**Your instructions**
Without including any pictures, write out all the entries exactly.

**Given data**
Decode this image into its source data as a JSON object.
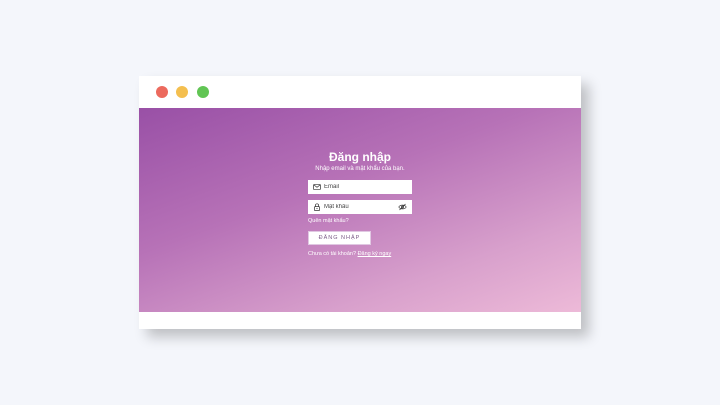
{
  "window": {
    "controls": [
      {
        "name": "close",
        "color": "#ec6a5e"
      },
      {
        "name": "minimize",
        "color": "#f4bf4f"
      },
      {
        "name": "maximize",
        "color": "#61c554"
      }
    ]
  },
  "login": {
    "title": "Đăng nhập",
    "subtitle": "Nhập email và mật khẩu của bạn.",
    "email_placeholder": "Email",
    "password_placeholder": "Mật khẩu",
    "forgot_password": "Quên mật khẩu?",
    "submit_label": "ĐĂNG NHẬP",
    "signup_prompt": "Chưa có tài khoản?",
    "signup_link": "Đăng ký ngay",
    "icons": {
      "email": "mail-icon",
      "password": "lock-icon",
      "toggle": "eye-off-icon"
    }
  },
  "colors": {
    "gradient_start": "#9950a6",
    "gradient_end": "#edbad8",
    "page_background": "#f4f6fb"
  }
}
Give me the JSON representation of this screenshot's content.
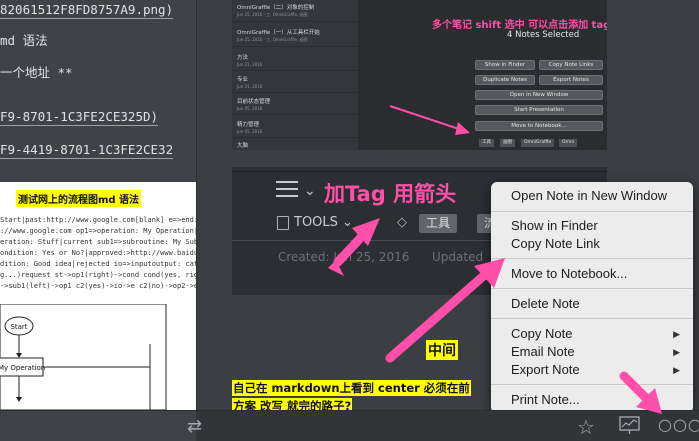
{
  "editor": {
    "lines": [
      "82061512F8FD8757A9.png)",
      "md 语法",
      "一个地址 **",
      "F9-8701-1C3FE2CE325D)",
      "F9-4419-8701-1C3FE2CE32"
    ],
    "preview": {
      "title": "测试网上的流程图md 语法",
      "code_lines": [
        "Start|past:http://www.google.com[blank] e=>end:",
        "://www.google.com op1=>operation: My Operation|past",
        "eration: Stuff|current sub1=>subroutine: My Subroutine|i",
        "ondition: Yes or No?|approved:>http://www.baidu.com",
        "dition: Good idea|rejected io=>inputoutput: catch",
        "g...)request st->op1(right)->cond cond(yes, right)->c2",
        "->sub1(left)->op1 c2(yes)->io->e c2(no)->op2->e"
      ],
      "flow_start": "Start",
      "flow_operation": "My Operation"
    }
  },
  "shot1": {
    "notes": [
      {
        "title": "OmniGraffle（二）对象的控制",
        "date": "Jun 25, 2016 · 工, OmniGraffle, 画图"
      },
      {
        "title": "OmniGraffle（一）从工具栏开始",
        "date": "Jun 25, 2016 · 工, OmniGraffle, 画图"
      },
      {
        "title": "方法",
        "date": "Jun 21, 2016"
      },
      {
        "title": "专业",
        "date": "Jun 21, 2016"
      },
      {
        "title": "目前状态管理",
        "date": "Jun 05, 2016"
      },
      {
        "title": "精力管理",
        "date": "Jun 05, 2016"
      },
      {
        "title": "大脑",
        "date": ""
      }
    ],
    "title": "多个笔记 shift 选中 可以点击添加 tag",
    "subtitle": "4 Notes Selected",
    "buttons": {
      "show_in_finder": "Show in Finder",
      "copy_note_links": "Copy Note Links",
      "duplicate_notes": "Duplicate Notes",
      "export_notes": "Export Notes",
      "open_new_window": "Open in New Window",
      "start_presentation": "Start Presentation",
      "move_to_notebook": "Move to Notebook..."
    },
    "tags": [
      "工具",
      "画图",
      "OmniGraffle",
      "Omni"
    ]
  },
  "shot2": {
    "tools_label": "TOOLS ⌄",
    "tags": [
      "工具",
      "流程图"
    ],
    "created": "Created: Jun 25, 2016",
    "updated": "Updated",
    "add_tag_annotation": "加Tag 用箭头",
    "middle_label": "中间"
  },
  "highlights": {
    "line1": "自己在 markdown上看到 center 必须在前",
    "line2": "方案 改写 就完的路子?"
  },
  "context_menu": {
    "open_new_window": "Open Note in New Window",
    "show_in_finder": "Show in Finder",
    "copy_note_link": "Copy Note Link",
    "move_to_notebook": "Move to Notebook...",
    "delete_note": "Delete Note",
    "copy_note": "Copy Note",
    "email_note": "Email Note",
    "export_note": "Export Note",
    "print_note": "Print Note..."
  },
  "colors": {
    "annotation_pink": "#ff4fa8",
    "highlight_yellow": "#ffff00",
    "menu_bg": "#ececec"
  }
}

**Reply**
Decode this image into its source data as a JSON object.
{
  "window": {
    "controls": [
      {
        "name": "close",
        "color": "#ec6a5e"
      },
      {
        "name": "minimize",
        "color": "#f4bf4f"
      },
      {
        "name": "maximize",
        "color": "#61c554"
      }
    ]
  },
  "login": {
    "title": "Đăng nhập",
    "subtitle": "Nhập email và mật khẩu của bạn.",
    "email_placeholder": "Email",
    "password_placeholder": "Mật khẩu",
    "forgot_password": "Quên mật khẩu?",
    "submit_label": "ĐĂNG NHẬP",
    "signup_prompt": "Chưa có tài khoản?",
    "signup_link": "Đăng ký ngay",
    "icons": {
      "email": "mail-icon",
      "password": "lock-icon",
      "toggle": "eye-off-icon"
    }
  },
  "colors": {
    "gradient_start": "#9950a6",
    "gradient_end": "#edbad8",
    "page_background": "#f4f6fb"
  }
}
Give me the JSON representation of this screenshot's content.
{
  "editor": {
    "lines": [
      "82061512F8FD8757A9.png)",
      "md 语法",
      "一个地址 **",
      "F9-8701-1C3FE2CE325D)",
      "F9-4419-8701-1C3FE2CE32"
    ],
    "preview": {
      "title": "测试网上的流程图md 语法",
      "code_lines": [
        "Start|past:http://www.google.com[blank] e=>end:",
        "://www.google.com op1=>operation: My Operation|past",
        "eration: Stuff|current sub1=>subroutine: My Subroutine|i",
        "ondition: Yes or No?|approved:>http://www.baidu.com",
        "dition: Good idea|rejected io=>inputoutput: catch",
        "g...)request st->op1(right)->cond cond(yes, right)->c2",
        "->sub1(left)->op1 c2(yes)->io->e c2(no)->op2->e"
      ],
      "flow_start": "Start",
      "flow_operation": "My Operation"
    }
  },
  "shot1": {
    "notes": [
      {
        "title": "OmniGraffle（二）对象的控制",
        "date": "Jun 25, 2016 · 工, OmniGraffle, 画图"
      },
      {
        "title": "OmniGraffle（一）从工具栏开始",
        "date": "Jun 25, 2016 · 工, OmniGraffle, 画图"
      },
      {
        "title": "方法",
        "date": "Jun 21, 2016"
      },
      {
        "title": "专业",
        "date": "Jun 21, 2016"
      },
      {
        "title": "目前状态管理",
        "date": "Jun 05, 2016"
      },
      {
        "title": "精力管理",
        "date": "Jun 05, 2016"
      },
      {
        "title": "大脑",
        "date": ""
      }
    ],
    "title": "多个笔记 shift 选中 可以点击添加 tag",
    "subtitle": "4 Notes Selected",
    "buttons": {
      "show_in_finder": "Show in Finder",
      "copy_note_links": "Copy Note Links",
      "duplicate_notes": "Duplicate Notes",
      "export_notes": "Export Notes",
      "open_new_window": "Open in New Window",
      "start_presentation": "Start Presentation",
      "move_to_notebook": "Move to Notebook..."
    },
    "tags": [
      "工具",
      "画图",
      "OmniGraffle",
      "Omni"
    ]
  },
  "shot2": {
    "tools_label": "TOOLS ⌄",
    "tags": [
      "工具",
      "流程图"
    ],
    "created": "Created: Jun 25, 2016",
    "updated": "Updated",
    "add_tag_annotation": "加Tag 用箭头",
    "middle_label": "中间"
  },
  "highlights": {
    "line1": "自己在 markdown上看到 center 必须在前",
    "line2": "方案 改写 就完的路子?"
  },
  "context_menu": {
    "open_new_window": "Open Note in New Window",
    "show_in_finder": "Show in Finder",
    "copy_note_link": "Copy Note Link",
    "move_to_notebook": "Move to Notebook...",
    "delete_note": "Delete Note",
    "copy_note": "Copy Note",
    "email_note": "Email Note",
    "export_note": "Export Note",
    "print_note": "Print Note..."
  },
  "colors": {
    "annotation_pink": "#ff4fa8",
    "highlight_yellow": "#ffff00",
    "menu_bg": "#ececec"
  }
}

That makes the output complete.